Given task
Copy all of the records below verbatim.

Records contained in a dataset
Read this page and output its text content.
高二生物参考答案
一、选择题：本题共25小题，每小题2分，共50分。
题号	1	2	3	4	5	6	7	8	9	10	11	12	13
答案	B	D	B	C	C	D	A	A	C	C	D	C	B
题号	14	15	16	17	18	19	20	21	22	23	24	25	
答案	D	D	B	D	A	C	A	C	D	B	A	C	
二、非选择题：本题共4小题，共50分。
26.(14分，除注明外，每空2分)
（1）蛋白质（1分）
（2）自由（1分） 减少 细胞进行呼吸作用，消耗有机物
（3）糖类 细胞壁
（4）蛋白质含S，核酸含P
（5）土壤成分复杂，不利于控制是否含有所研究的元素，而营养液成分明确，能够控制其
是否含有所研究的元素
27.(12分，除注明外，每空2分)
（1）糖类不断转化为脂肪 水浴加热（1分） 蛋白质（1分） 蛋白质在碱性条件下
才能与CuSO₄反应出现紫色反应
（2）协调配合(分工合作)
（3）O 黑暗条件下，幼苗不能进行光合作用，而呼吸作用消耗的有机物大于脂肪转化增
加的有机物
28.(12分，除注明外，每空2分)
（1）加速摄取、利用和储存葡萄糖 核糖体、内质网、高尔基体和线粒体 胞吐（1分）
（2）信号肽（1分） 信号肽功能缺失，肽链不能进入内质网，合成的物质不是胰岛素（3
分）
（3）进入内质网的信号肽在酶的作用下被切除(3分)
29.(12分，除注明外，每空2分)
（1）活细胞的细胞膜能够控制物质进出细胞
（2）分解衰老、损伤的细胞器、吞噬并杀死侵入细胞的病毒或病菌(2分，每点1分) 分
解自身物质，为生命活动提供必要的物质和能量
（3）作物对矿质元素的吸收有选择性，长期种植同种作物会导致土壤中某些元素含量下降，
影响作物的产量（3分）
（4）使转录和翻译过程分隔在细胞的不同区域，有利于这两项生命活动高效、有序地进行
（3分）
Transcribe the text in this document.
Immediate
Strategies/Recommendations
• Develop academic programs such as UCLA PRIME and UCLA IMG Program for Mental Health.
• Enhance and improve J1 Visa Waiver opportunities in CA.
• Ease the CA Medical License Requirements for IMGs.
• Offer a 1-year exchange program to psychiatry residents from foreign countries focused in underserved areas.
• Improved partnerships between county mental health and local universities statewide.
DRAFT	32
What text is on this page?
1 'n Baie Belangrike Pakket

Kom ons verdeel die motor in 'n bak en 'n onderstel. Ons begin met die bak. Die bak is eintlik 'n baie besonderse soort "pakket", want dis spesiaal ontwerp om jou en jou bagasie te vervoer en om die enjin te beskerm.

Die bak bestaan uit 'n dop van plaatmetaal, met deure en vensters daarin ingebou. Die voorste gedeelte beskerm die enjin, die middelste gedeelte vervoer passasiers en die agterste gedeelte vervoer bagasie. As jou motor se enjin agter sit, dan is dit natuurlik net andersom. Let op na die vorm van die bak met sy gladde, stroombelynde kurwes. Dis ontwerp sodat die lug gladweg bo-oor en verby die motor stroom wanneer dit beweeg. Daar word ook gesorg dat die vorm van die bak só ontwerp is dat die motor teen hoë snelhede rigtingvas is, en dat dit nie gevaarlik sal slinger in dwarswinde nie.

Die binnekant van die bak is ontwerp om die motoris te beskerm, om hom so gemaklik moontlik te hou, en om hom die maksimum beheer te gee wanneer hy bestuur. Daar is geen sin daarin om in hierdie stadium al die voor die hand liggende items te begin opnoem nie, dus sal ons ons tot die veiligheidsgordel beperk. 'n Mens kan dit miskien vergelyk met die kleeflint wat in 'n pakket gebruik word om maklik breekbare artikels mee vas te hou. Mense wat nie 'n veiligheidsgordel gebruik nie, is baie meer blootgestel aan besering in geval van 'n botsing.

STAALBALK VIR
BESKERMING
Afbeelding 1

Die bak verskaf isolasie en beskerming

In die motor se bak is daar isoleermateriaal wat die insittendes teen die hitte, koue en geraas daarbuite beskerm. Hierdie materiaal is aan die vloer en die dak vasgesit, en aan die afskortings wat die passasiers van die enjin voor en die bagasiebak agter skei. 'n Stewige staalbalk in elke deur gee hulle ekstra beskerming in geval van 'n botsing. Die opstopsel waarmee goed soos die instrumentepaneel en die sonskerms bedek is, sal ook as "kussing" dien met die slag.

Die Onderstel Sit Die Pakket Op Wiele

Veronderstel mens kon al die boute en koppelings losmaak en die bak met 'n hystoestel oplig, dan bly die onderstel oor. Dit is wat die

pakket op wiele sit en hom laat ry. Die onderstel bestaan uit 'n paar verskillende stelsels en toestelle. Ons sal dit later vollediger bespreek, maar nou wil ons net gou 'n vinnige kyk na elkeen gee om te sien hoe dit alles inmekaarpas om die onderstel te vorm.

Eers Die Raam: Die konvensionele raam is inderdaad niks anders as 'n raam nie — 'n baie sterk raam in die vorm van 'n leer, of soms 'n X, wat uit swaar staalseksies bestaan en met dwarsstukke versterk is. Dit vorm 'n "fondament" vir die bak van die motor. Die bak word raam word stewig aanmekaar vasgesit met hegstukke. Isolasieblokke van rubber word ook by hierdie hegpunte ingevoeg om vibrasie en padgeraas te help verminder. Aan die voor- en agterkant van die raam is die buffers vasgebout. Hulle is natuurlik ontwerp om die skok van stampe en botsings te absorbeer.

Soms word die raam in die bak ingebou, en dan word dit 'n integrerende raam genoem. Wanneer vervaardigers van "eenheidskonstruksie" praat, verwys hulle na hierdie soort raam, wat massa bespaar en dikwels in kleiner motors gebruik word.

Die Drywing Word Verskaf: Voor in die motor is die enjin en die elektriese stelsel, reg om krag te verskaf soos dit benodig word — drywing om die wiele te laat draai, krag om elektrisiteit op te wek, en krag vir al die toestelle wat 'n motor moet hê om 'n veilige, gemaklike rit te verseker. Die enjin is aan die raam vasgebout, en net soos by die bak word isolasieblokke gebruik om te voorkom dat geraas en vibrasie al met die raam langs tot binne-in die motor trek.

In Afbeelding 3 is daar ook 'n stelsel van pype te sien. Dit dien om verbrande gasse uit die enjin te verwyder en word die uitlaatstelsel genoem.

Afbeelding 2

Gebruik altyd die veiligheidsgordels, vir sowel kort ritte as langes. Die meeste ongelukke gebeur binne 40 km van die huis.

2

Written response
Read this page and output its text content.
高二生物参考答案
一、选择题：本题共25小题，每小题2分，共50分。
题号	1	2	3	4	5	6	7	8	9	10	11	12	13
答案	B	D	B	C	C	D	A	A	C	C	D	C	B
题号	14	15	16	17	18	19	20	21	22	23	24	25	
答案	D	D	B	D	A	C	A	C	D	B	A	C	
二、非选择题：本题共4小题，共50分。
26.(14分，除注明外，每空2分)
（1）蛋白质（1分）
（2）自由（1分） 减少 细胞进行呼吸作用，消耗有机物
（3）糖类 细胞壁
（4）蛋白质含S，核酸含P
（5）土壤成分复杂，不利于控制是否含有所研究的元素，而营养液成分明确，能够控制其
是否含有所研究的元素
27.(12分，除注明外，每空2分)
（1）糖类不断转化为脂肪 水浴加热（1分） 蛋白质（1分） 蛋白质在碱性条件下
才能与CuSO₄反应出现紫色反应
（2）协调配合(分工合作)
（3）O 黑暗条件下，幼苗不能进行光合作用，而呼吸作用消耗的有机物大于脂肪转化增
加的有机物
28.(12分，除注明外，每空2分)
（1）加速摄取、利用和储存葡萄糖 核糖体、内质网、高尔基体和线粒体 胞吐（1分）
（2）信号肽（1分） 信号肽功能缺失，肽链不能进入内质网，合成的物质不是胰岛素（3
分）
（3）进入内质网的信号肽在酶的作用下被切除(3分)
29.(12分，除注明外，每空2分)
（1）活细胞的细胞膜能够控制物质进出细胞
（2）分解衰老、损伤的细胞器、吞噬并杀死侵入细胞的病毒或病菌(2分，每点1分) 分
解自身物质，为生命活动提供必要的物质和能量
（3）作物对矿质元素的吸收有选择性，长期种植同种作物会导致土壤中某些元素含量下降，
影响作物的产量（3分）
（4）使转录和翻译过程分隔在细胞的不同区域，有利于这两项生命活动高效、有序地进行
（3分）
Transcribe the text in this document.
Immediate
Strategies/Recommendations
• Develop academic programs such as UCLA PRIME and UCLA IMG Program for Mental Health.
• Enhance and improve J1 Visa Waiver opportunities in CA.
• Ease the CA Medical License Requirements for IMGs.
• Offer a 1-year exchange program to psychiatry residents from foreign countries focused in underserved areas.
• Improved partnerships between county mental health and local universities statewide.
DRAFT	32
What text is on this page?
1 'n Baie Belangrike Pakket

Kom ons verdeel die motor in 'n bak en 'n onderstel. Ons begin met die bak. Die bak is eintlik 'n baie besonderse soort "pakket", want dis spesiaal ontwerp om jou en jou bagasie te vervoer en om die enjin te beskerm.

Die bak bestaan uit 'n dop van plaatmetaal, met deure en vensters daarin ingebou. Die voorste gedeelte beskerm die enjin, die middelste gedeelte vervoer passasiers en die agterste gedeelte vervoer bagasie. As jou motor se enjin agter sit, dan is dit natuurlik net andersom. Let op na die vorm van die bak met sy gladde, stroombelynde kurwes. Dis ontwerp sodat die lug gladweg bo-oor en verby die motor stroom wanneer dit beweeg. Daar word ook gesorg dat die vorm van die bak só ontwerp is dat die motor teen hoë snelhede rigtingvas is, en dat dit nie gevaarlik sal slinger in dwarswinde nie.

Die binnekant van die bak is ontwerp om die motoris te beskerm, om hom so gemaklik moontlik te hou, en om hom die maksimum beheer te gee wanneer hy bestuur. Daar is geen sin daarin om in hierdie stadium al die voor die hand liggende items te begin opnoem nie, dus sal ons ons tot die veiligheidsgordel beperk. 'n Mens kan dit miskien vergelyk met die kleeflint wat in 'n pakket gebruik word om maklik breekbare artikels mee vas te hou. Mense wat nie 'n veiligheidsgordel gebruik nie, is baie meer blootgestel aan besering in geval van 'n botsing.

STAALBALK VIR
BESKERMING
Afbeelding 1

Die bak verskaf isolasie en beskerming

In die motor se bak is daar isoleermateriaal wat die insittendes teen die hitte, koue en geraas daarbuite beskerm. Hierdie materiaal is aan die vloer en die dak vasgesit, en aan die afskortings wat die passasiers van die enjin voor en die bagasiebak agter skei. 'n Stewige staalbalk in elke deur gee hulle ekstra beskerming in geval van 'n botsing. Die opstopsel waarmee goed soos die instrumentepaneel en die sonskerms bedek is, sal ook as "kussing" dien met die slag.

Die Onderstel Sit Die Pakket Op Wiele

Veronderstel mens kon al die boute en koppelings losmaak en die bak met 'n hystoestel oplig, dan bly die onderstel oor. Dit is wat die

pakket op wiele sit en hom laat ry. Die onderstel bestaan uit 'n paar verskillende stelsels en toestelle. Ons sal dit later vollediger bespreek, maar nou wil ons net gou 'n vinnige kyk na elkeen gee om te sien hoe dit alles inmekaarpas om die onderstel te vorm.

Eers Die Raam: Die konvensionele raam is inderdaad niks anders as 'n raam nie — 'n baie sterk raam in die vorm van 'n leer, of soms 'n X, wat uit swaar staalseksies bestaan en met dwarsstukke versterk is. Dit vorm 'n "fondament" vir die bak van die motor. Die bak word raam word stewig aanmekaar vasgesit met hegstukke. Isolasieblokke van rubber word ook by hierdie hegpunte ingevoeg om vibrasie en padgeraas te help verminder. Aan die voor- en agterkant van die raam is die buffers vasgebout. Hulle is natuurlik ontwerp om die skok van stampe en botsings te absorbeer.

Soms word die raam in die bak ingebou, en dan word dit 'n integrerende raam genoem. Wanneer vervaardigers van "eenheidskonstruksie" praat, verwys hulle na hierdie soort raam, wat massa bespaar en dikwels in kleiner motors gebruik word.

Die Drywing Word Verskaf: Voor in die motor is die enjin en die elektriese stelsel, reg om krag te verskaf soos dit benodig word — drywing om die wiele te laat draai, krag om elektrisiteit op te wek, en krag vir al die toestelle wat 'n motor moet hê om 'n veilige, gemaklike rit te verseker. Die enjin is aan die raam vasgebout, en net soos by die bak word isolasieblokke gebruik om te voorkom dat geraas en vibrasie al met die raam langs tot binne-in die motor trek.

In Afbeelding 3 is daar ook 'n stelsel van pype te sien. Dit dien om verbrande gasse uit die enjin te verwyder en word die uitlaatstelsel genoem.

Afbeelding 2

Gebruik altyd die veiligheidsgordels, vir sowel kort ritte as langes. Die meeste ongelukke gebeur binne 40 km van die huis.

2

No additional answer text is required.